### THE TASK
Find and copy lines holding "sell".

### DATA FOR THIS EXERCISE
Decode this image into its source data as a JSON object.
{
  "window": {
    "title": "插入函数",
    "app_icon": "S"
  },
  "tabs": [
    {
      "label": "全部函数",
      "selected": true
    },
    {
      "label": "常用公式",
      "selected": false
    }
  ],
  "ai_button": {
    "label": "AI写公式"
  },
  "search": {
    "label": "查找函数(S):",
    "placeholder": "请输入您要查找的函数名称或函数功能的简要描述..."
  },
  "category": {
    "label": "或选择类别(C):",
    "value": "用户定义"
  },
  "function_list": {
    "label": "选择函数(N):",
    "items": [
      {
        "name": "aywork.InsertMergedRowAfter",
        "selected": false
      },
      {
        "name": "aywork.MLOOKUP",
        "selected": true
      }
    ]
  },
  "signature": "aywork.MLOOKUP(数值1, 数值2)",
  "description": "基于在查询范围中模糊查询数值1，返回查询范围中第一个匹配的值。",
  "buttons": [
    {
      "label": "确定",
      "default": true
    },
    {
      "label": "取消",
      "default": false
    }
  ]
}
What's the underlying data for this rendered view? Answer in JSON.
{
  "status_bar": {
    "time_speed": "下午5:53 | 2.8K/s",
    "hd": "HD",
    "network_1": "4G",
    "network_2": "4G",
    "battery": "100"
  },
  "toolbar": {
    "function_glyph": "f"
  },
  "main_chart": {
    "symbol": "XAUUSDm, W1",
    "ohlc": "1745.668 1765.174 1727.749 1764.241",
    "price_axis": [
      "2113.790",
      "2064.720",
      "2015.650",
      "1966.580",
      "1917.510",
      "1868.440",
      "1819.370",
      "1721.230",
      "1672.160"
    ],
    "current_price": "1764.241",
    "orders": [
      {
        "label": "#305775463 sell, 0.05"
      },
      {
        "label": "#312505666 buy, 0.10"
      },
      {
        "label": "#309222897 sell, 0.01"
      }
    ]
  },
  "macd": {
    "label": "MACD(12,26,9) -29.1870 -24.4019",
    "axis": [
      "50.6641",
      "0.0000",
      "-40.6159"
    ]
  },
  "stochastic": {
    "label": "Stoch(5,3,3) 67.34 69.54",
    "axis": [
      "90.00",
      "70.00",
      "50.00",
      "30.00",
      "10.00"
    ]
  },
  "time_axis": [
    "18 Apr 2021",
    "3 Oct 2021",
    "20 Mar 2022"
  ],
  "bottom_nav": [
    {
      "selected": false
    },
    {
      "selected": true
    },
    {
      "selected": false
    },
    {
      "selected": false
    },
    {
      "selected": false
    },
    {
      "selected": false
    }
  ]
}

### FINAL RESULT
        "label": "#305775463 sell, 0.05"
        "label": "#309222897 sell, 0.01"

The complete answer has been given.